» **To do**
Extract the lines that hold the string "temporaire".
▽
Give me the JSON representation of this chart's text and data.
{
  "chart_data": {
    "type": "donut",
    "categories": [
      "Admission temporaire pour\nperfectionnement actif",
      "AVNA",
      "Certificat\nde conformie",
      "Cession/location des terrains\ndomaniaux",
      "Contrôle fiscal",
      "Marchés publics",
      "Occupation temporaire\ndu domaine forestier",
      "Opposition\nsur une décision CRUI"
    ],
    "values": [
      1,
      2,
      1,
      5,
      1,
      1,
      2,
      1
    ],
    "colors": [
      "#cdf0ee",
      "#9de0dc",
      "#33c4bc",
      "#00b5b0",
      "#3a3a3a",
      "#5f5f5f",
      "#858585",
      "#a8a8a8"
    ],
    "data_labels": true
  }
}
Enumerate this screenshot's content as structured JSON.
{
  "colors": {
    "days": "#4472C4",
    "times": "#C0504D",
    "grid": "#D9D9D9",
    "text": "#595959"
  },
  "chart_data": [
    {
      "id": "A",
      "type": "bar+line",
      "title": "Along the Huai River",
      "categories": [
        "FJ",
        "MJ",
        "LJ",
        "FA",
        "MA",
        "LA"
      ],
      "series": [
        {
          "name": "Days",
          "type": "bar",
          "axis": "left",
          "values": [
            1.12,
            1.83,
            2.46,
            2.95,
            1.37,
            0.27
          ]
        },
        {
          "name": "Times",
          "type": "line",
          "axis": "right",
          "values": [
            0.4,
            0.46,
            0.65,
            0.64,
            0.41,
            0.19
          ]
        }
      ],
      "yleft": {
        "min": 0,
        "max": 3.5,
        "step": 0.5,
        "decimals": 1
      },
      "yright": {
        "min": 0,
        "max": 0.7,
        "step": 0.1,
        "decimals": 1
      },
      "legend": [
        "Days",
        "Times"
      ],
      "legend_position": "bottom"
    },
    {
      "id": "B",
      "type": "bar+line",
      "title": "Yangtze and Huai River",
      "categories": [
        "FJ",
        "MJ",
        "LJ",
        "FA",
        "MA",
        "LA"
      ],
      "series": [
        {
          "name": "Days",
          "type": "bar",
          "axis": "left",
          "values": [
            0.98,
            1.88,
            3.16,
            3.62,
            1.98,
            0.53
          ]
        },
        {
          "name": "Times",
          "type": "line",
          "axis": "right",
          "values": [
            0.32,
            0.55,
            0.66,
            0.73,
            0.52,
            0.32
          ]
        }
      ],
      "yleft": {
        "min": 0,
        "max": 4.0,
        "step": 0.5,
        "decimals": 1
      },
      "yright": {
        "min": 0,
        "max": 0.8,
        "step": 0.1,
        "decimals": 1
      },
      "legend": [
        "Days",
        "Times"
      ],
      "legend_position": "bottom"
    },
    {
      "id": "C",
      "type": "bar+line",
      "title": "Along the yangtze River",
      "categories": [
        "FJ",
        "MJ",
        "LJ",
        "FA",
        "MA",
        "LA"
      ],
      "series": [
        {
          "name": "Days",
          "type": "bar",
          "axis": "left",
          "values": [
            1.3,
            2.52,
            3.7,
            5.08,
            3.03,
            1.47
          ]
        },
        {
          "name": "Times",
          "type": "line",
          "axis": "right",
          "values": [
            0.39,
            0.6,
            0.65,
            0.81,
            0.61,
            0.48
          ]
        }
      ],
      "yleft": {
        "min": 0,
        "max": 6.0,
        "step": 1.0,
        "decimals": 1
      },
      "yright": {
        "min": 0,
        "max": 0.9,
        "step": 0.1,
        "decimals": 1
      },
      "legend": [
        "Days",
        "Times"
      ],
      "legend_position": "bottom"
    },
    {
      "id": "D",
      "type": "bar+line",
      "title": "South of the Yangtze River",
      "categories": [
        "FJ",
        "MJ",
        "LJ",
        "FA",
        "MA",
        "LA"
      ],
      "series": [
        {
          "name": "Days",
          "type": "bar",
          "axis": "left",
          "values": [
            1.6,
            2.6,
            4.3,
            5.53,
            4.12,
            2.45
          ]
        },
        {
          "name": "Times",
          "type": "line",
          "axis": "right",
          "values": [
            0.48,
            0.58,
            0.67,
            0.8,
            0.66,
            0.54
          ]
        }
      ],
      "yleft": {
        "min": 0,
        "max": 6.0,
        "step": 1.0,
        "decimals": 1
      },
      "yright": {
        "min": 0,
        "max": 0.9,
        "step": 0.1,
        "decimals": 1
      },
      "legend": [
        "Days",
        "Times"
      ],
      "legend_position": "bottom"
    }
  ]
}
△
» **Solution to this problem**
      "Admission temporaire pour\nperfectionnement actif",
      "Occupation temporaire\ndu domaine forestier",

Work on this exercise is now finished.